[Data records]
────
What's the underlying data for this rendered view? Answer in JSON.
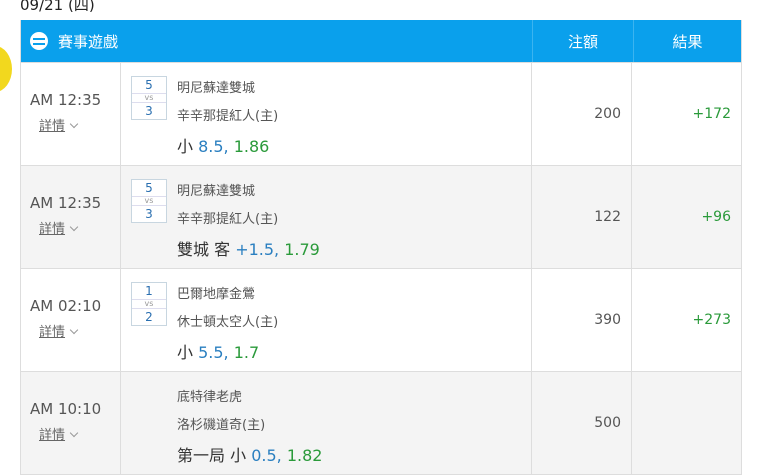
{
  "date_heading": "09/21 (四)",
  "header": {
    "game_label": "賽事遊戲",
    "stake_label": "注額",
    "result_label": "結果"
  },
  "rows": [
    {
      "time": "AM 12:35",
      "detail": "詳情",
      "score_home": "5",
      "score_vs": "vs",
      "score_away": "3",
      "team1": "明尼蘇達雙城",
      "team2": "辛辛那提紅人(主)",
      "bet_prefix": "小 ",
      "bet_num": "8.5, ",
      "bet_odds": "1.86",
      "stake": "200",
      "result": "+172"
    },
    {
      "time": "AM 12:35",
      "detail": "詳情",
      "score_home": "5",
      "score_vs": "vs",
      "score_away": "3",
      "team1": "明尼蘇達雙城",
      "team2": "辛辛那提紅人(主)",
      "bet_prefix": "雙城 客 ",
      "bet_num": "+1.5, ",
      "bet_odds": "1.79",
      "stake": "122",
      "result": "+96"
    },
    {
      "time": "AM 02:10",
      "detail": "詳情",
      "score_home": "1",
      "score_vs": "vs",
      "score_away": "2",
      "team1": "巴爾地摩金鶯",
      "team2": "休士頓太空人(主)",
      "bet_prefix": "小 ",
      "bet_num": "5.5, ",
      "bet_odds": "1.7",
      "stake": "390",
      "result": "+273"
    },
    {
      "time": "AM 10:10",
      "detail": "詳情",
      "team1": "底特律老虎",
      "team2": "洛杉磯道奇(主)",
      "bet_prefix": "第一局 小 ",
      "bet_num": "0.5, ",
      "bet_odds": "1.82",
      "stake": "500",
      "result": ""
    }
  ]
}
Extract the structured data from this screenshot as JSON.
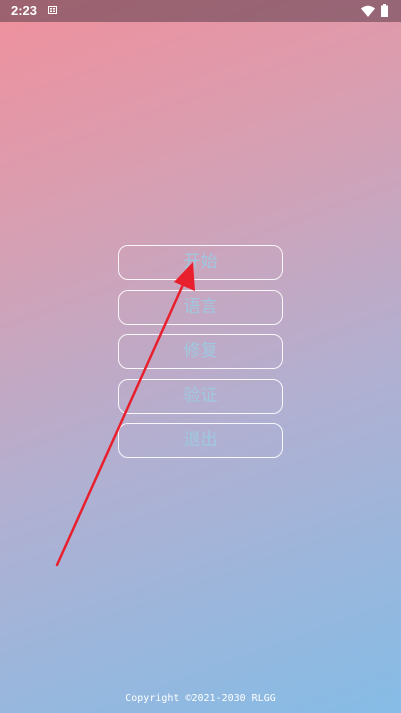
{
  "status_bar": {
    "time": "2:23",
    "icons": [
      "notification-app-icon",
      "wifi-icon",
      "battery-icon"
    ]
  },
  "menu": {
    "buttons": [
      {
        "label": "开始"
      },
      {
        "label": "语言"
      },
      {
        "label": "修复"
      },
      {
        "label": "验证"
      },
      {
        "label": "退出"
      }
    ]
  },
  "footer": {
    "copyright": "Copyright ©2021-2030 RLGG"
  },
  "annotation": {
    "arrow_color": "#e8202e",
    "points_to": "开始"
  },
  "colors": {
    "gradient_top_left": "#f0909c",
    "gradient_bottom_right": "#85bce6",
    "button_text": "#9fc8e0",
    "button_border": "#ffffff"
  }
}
────
**Written request**
Locate the line containing "Extract the structured" in the material above, then repeat it and every later line exactly, with no pictures.

**Full answer**
Extract the structured data from this screenshot as JSON.
{
  "status_bar": {
    "time": "2:23",
    "icons": [
      "notification-app-icon",
      "wifi-icon",
      "battery-icon"
    ]
  },
  "menu": {
    "buttons": [
      {
        "label": "开始"
      },
      {
        "label": "语言"
      },
      {
        "label": "修复"
      },
      {
        "label": "验证"
      },
      {
        "label": "退出"
      }
    ]
  },
  "footer": {
    "copyright": "Copyright ©2021-2030 RLGG"
  },
  "annotation": {
    "arrow_color": "#e8202e",
    "points_to": "开始"
  },
  "colors": {
    "gradient_top_left": "#f0909c",
    "gradient_bottom_right": "#85bce6",
    "button_text": "#9fc8e0",
    "button_border": "#ffffff"
  }
}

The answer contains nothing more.